# Article
P2P Bandwidth Test on a SuperPoD
Function
Test the inter-node HCCS transmission rate and total time consumption between SuperPoDs.
Test Procedure
Currently, the bandwidth can be tested in MPI mode (recommended) or by configuring a shared directory for a SuperPoD.
- A shared directory is required for a SuperPoD to pass shared addresses and process IDs. The following uses device A and device B as an example to describe how to conduct a P2P bandwidth test on a SuperPoD.
- Prepare a SuperPoD environment for mounting the shared directory and ensure that the node to be tested can access the shared directory.
- Install CANN and MindCluster ToolBox, and configure environment variables.
- Start Ascend DMI on device A, specify the SuperPoD bandwidth test, and specify the IP address of device B.
- Start Ascend DMI on device B, specify the SuperPoD bandwidth test, and specify the IP address of device A.

# Provided information

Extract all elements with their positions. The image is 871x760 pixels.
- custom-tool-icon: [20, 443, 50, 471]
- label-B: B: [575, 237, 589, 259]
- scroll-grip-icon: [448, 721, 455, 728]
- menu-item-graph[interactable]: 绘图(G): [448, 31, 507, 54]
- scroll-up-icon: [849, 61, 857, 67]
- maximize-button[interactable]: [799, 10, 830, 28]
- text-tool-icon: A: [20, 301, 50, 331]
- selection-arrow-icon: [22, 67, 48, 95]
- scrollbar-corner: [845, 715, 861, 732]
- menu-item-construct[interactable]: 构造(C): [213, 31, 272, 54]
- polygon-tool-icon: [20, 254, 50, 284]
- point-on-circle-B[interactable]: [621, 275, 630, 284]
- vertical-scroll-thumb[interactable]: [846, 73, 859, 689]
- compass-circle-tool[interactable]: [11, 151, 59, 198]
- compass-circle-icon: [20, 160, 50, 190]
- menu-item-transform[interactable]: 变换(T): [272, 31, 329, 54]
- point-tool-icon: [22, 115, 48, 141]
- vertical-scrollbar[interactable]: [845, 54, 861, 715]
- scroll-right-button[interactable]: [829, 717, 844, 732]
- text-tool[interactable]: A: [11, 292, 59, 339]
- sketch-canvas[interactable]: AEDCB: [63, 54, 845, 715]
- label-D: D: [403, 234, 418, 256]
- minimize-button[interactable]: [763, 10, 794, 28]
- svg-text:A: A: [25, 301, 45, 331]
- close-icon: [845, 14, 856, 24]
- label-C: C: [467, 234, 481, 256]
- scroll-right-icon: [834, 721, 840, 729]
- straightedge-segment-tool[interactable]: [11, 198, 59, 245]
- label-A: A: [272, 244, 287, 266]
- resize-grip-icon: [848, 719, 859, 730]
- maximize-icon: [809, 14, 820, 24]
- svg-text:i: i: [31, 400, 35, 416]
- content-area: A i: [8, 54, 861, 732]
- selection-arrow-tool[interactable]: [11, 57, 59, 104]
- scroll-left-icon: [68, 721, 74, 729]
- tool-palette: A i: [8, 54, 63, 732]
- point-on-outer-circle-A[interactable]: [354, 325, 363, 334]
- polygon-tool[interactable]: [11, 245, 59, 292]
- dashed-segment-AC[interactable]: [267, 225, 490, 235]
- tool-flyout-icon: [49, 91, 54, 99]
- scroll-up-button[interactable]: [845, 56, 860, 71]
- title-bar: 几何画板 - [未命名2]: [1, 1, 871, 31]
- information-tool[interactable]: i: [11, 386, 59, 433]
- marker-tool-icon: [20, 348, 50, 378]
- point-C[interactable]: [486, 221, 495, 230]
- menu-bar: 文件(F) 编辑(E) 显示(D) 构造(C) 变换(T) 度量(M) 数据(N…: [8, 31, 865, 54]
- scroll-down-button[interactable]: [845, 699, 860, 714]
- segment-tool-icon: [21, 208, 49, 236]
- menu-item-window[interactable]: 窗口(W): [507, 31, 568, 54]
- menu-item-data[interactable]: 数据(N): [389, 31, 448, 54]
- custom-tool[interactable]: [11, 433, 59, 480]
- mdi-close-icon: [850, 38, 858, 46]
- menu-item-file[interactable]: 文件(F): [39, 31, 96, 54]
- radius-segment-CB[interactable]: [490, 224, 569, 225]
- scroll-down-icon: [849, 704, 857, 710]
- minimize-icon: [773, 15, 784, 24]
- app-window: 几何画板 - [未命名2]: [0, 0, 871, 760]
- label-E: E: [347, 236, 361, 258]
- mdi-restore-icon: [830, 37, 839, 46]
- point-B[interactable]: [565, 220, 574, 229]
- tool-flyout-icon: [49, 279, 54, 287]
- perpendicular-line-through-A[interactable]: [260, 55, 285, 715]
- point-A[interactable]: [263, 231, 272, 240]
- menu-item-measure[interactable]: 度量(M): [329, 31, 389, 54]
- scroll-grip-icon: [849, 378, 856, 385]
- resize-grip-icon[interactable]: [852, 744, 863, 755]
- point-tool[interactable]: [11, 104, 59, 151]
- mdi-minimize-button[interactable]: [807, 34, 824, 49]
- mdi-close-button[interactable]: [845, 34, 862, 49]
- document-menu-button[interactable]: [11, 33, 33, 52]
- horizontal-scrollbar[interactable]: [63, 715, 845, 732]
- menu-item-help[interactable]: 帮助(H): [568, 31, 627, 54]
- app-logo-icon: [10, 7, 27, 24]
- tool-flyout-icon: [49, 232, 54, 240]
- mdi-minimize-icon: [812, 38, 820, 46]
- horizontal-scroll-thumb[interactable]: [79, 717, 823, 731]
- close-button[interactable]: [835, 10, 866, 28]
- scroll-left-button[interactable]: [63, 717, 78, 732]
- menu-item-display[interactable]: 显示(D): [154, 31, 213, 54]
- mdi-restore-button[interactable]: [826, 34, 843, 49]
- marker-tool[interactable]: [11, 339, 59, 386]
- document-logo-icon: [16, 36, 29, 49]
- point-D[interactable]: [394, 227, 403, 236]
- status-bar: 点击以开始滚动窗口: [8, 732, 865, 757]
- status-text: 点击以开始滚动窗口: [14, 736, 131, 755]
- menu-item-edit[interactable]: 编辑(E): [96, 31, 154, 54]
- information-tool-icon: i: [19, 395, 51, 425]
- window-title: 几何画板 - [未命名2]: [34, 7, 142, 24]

...

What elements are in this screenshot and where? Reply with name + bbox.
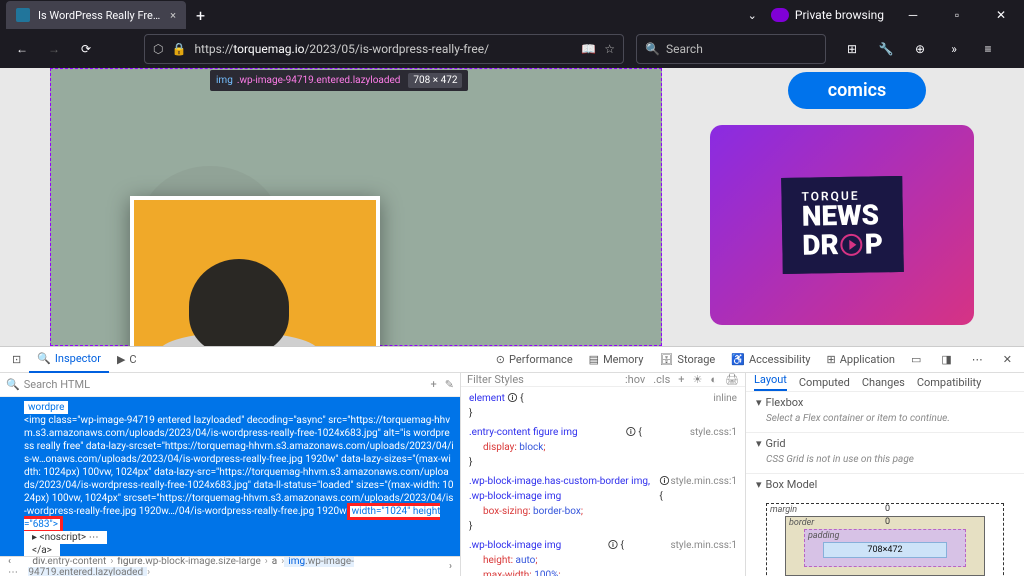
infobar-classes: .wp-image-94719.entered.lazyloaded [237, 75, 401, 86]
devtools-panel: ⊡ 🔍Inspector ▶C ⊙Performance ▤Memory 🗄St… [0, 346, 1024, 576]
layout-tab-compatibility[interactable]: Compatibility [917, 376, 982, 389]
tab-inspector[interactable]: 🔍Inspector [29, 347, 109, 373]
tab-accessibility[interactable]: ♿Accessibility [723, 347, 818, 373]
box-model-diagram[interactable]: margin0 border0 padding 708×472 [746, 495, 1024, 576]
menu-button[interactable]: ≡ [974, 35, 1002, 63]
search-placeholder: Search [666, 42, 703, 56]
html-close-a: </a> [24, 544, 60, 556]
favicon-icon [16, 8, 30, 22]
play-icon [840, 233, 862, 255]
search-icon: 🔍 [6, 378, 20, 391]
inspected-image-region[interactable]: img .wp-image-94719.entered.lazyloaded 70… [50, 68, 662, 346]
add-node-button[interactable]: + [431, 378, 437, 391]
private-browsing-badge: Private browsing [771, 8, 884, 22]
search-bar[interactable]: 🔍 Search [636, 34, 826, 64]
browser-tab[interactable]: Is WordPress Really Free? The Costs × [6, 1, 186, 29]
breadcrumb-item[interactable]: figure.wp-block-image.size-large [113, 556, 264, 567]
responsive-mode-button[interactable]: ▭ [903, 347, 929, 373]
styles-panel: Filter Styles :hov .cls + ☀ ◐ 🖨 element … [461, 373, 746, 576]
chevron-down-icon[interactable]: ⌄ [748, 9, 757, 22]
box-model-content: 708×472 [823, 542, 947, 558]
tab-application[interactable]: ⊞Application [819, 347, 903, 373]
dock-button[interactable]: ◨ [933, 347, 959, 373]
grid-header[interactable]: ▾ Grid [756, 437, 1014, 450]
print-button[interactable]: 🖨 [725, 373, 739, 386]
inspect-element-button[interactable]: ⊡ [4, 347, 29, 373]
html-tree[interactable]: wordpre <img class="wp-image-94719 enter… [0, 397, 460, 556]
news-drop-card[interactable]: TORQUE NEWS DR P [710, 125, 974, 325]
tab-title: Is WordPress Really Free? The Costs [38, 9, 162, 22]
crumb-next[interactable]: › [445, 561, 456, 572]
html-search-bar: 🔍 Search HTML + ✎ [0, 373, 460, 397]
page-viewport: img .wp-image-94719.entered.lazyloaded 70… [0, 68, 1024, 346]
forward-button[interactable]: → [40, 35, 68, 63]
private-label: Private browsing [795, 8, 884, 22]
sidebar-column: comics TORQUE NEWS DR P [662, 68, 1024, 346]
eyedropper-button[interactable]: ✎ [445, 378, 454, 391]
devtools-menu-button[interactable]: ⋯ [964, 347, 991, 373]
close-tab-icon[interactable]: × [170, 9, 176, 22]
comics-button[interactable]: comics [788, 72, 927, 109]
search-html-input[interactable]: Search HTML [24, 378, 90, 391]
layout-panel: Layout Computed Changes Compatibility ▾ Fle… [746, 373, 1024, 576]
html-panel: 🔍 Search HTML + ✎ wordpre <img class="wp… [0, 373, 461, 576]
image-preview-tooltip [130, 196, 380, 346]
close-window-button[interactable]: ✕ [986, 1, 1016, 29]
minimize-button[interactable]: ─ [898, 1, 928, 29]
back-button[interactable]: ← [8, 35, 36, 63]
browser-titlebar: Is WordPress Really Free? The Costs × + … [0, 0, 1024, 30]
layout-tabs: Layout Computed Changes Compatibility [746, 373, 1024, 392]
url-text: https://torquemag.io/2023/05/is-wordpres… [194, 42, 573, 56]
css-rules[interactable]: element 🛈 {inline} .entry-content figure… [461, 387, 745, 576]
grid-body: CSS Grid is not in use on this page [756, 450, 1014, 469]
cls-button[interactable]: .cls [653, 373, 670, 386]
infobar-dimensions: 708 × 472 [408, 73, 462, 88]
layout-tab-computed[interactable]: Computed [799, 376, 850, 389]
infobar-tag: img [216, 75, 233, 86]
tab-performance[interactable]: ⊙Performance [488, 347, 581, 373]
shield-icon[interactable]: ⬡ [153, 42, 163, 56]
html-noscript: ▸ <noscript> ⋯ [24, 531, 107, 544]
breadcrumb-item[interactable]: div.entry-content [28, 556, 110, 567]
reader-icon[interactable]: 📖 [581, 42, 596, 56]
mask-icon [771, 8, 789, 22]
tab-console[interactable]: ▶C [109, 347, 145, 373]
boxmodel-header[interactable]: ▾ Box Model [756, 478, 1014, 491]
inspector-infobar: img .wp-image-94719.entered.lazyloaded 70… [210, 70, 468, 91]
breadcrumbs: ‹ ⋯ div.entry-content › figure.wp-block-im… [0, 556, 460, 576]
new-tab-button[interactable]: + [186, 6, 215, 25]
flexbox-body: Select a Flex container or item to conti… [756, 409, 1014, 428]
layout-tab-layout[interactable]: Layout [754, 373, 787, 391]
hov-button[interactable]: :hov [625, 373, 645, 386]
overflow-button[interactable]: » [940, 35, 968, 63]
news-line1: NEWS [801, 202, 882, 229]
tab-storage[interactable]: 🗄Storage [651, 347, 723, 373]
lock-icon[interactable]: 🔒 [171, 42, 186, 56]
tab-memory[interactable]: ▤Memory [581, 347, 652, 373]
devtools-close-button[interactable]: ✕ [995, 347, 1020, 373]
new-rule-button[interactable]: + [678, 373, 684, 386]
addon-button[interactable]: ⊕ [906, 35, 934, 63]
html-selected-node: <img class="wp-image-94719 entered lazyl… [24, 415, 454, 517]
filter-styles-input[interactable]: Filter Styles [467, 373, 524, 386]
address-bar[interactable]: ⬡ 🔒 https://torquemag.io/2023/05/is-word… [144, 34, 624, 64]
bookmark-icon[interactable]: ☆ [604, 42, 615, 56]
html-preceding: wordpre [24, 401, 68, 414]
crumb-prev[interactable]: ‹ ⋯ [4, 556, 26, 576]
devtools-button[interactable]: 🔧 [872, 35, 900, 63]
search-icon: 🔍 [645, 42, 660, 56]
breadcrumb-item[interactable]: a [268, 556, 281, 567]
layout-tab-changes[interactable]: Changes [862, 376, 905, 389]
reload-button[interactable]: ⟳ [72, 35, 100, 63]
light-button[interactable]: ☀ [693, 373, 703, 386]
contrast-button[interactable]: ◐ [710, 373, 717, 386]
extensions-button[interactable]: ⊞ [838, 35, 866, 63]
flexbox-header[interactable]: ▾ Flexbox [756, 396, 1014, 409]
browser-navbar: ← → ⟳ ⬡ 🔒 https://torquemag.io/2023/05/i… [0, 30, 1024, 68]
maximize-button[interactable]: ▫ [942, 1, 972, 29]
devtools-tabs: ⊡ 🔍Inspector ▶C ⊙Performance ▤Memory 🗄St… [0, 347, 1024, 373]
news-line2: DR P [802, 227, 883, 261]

...

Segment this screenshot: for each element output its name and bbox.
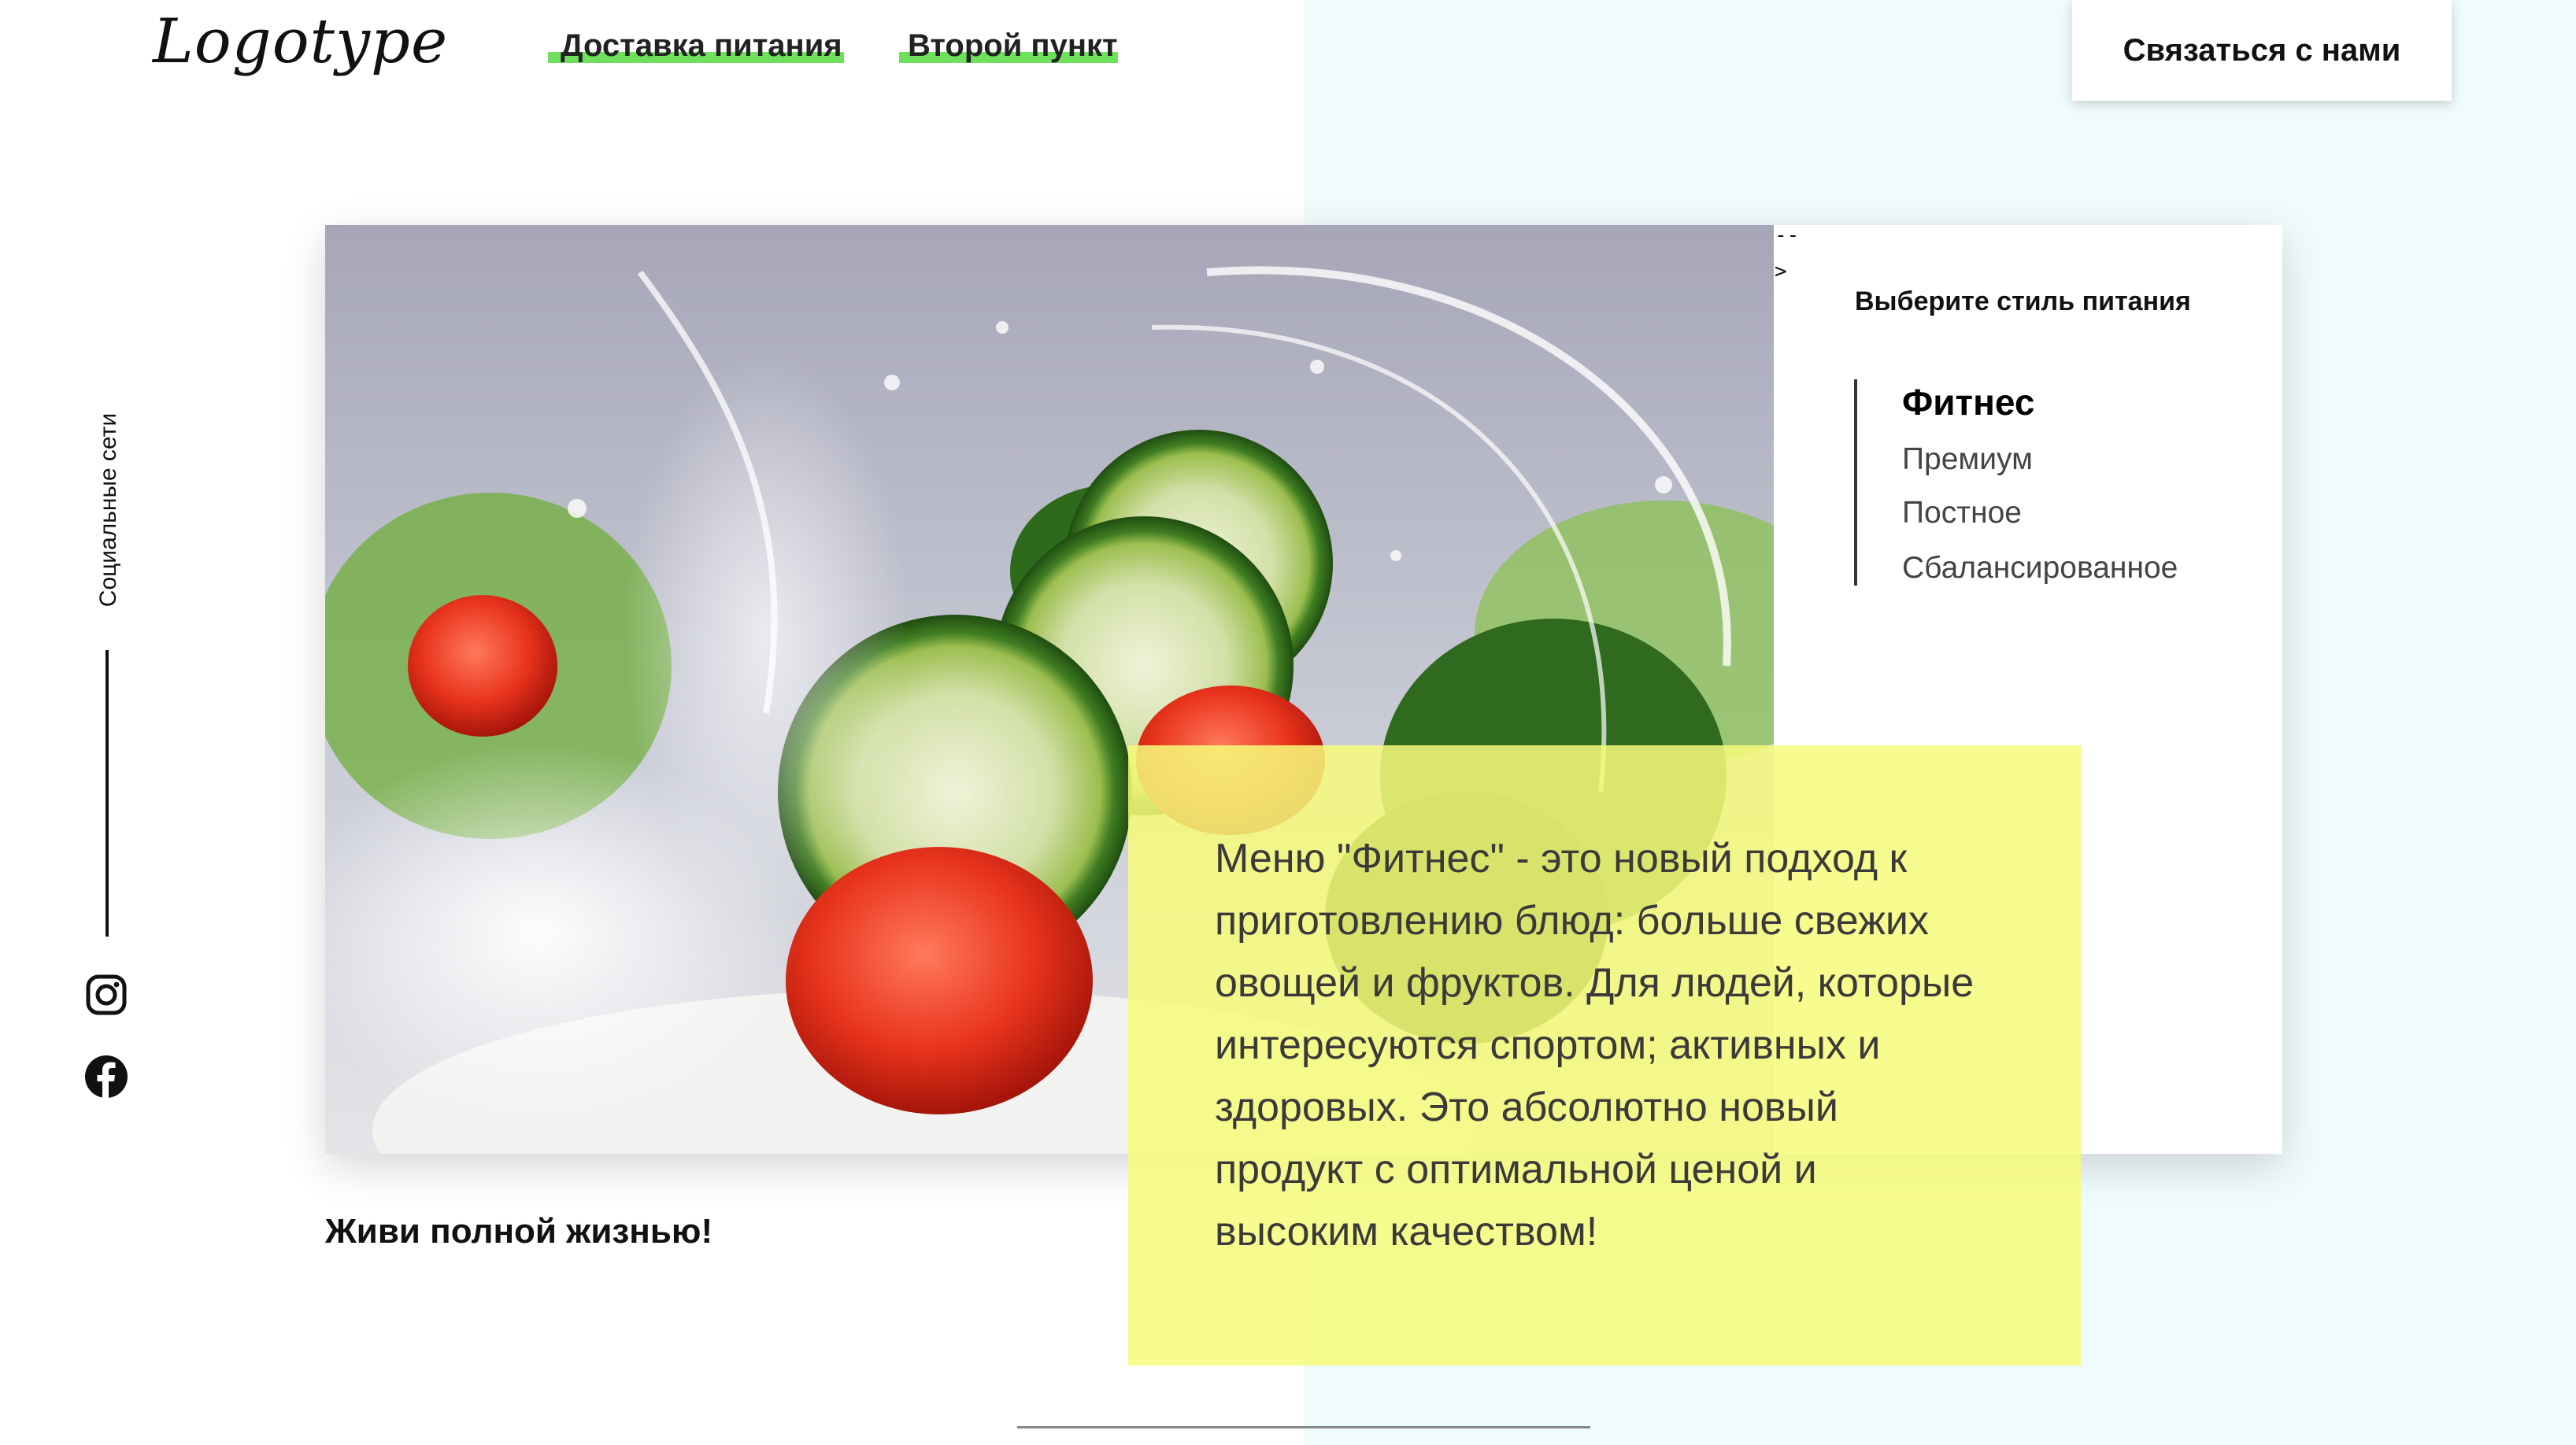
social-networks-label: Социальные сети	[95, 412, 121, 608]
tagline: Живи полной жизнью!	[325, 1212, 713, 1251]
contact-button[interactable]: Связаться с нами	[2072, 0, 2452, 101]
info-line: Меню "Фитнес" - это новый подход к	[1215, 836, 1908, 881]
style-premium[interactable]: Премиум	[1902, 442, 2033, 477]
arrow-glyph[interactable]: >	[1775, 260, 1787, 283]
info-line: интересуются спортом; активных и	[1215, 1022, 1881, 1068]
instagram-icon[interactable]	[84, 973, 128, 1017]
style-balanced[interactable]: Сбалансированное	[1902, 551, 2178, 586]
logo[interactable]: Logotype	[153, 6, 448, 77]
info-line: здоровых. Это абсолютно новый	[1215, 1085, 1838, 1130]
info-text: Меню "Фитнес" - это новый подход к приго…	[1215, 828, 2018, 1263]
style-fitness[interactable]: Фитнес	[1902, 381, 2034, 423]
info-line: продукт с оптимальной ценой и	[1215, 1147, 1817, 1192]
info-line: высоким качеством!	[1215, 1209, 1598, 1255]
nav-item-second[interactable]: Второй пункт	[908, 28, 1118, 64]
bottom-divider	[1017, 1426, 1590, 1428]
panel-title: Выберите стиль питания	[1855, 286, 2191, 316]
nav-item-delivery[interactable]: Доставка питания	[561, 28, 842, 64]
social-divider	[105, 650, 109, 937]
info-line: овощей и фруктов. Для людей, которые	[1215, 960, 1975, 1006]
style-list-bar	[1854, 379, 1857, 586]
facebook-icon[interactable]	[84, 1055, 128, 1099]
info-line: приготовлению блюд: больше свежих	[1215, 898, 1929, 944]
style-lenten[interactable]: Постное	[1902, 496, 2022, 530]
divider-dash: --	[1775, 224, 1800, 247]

# To-do list
a - According to the SuperPoD bandwidth test article, which mode is recommended for testing the bandwidth?
b - Reproduce the rows from the one containing "75, 401, 86]" up to and including the one containing "347, 818, 373]".
The SuperPoD bandwidth test article and the rows come from different sources.

# Answers for the tasks
a - MPI mode

b -
infobar-classes: .wp-image-94719.entered.lazyloaded [237, 75, 401, 86]
devtools-panel: ⊡ 🔍Inspector ▶C ⊙Performance ▤Memory 🗄St… [0, 346, 1024, 576]
layout-tab-compatibility[interactable]: Compatibility [917, 376, 982, 389]
tab-inspector[interactable]: 🔍Inspector [29, 347, 109, 373]
tab-accessibility[interactable]: ♿Accessibility [723, 347, 818, 373]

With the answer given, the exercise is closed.